• **DATASET ROWS**
--- --- ---
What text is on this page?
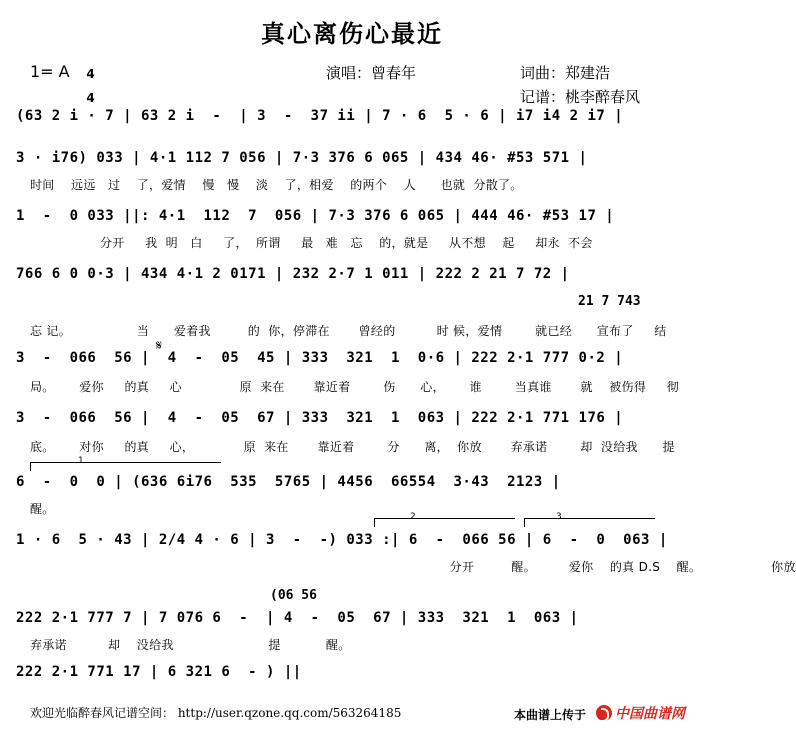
真心离伤心最近
1= A	4

4

演唱：曾春年	词曲：郑建浩
记谱：桃李醉春风
(63 2 i · 7 | 63 2 i  -  | 3  -  37 ii | 7 · 6  5 · 6 | i7 i4 2 i7 |
3 · i76) 033 | 4·1 112 7 056 | 7·3 376 6 065 | 434 46· #53 571 |
时间    远远   过    了，爱情    慢   慢    淡    了，相爱    的两个    人      也就  分散了。
1  -  0 033 ||: 4·1  112  7  056 | 7·3 376 6 065 | 444 46· #53 17 |
分开     我  明   白     了，  所谓     最   难   忘    的，就是     从不想    起     却永  不会
766 6 0 0·3 | 434 4·1 2 0171 | 232 2·7 1 011 | 222 2 21 7 72 |
21 7 743
忘 记。                当      爱着我         的  你，停滞在       曾经的          时 候，爱情        就已经      宣布了     结
𝄋
3  -  066  56 |  4  -  05  45 | 333  321  1  0·6 | 222 2·1 777 0·2 |
局。      爱你     的真     心              原  来在       靠近着        伤      心，      谁        当真谁       就    被伤得     彻
3  -  066  56 |  4  -  05  67 | 333  321  1  063 | 222 2·1 771 176 |
底。      对你     的真     心，            原  来在       靠近着        分      离，  你放       弃承诺        却  没给我      提
1
6  -  0  0 | (636 6i76  535  5765 | 4456  66554  3·43  2123 |
醒。
2	3
1 · 6  5 · 43 | 2/4 4 · 6 | 3  -  -) 033 :| 6  -  066 56 | 6  -  0  063 |
分开         醒。        爱你    的真 D.S    醒。                 你放
(06 56
222 2·1 777 7 | 7 076 6  -  | 4  -  05  67 | 333  321  1  063 |
弃承诺          却    没给我                       提           醒。
222 2·1 771 17 | 6 321 6  - ) ||
欢迎光临醉春风记谱空间： http://user.qzone.qq.com/563264185	本曲谱上传于 中国曲谱网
--- --- ---
• **WRITTEN EXERCISE**
Extract all the entries word for word; omit any pictures.

• **FULL ANSWER**
What text is on this page?
真心离伤心最近
1= A	4

4

演唱：曾春年	词曲：郑建浩
记谱：桃李醉春风
(63 2 i · 7 | 63 2 i  -  | 3  -  37 ii | 7 · 6  5 · 6 | i7 i4 2 i7 |
3 · i76) 033 | 4·1 112 7 056 | 7·3 376 6 065 | 434 46· #53 571 |
时间    远远   过    了，爱情    慢   慢    淡    了，相爱    的两个    人      也就  分散了。
1  -  0 033 ||: 4·1  112  7  056 | 7·3 376 6 065 | 444 46· #53 17 |
分开     我  明   白     了，  所谓     最   难   忘    的，就是     从不想    起     却永  不会
766 6 0 0·3 | 434 4·1 2 0171 | 232 2·7 1 011 | 222 2 21 7 72 |
21 7 743
忘 记。                当      爱着我         的  你，停滞在       曾经的          时 候，爱情        就已经      宣布了     结
𝄋
3  -  066  56 |  4  -  05  45 | 333  321  1  0·6 | 222 2·1 777 0·2 |
局。      爱你     的真     心              原  来在       靠近着        伤      心，      谁        当真谁       就    被伤得     彻
3  -  066  56 |  4  -  05  67 | 333  321  1  063 | 222 2·1 771 176 |
底。      对你     的真     心，            原  来在       靠近着        分      离，  你放       弃承诺        却  没给我      提
1
6  -  0  0 | (636 6i76  535  5765 | 4456  66554  3·43  2123 |
醒。
2	3
1 · 6  5 · 43 | 2/4 4 · 6 | 3  -  -) 033 :| 6  -  066 56 | 6  -  0  063 |
分开         醒。        爱你    的真 D.S    醒。                 你放
(06 56
222 2·1 777 7 | 7 076 6  -  | 4  -  05  67 | 333  321  1  063 |
弃承诺          却    没给我                       提           醒。
222 2·1 771 17 | 6 321 6  - ) ||
欢迎光临醉春风记谱空间： http://user.qzone.qq.com/563264185	本曲谱上传于 中国曲谱网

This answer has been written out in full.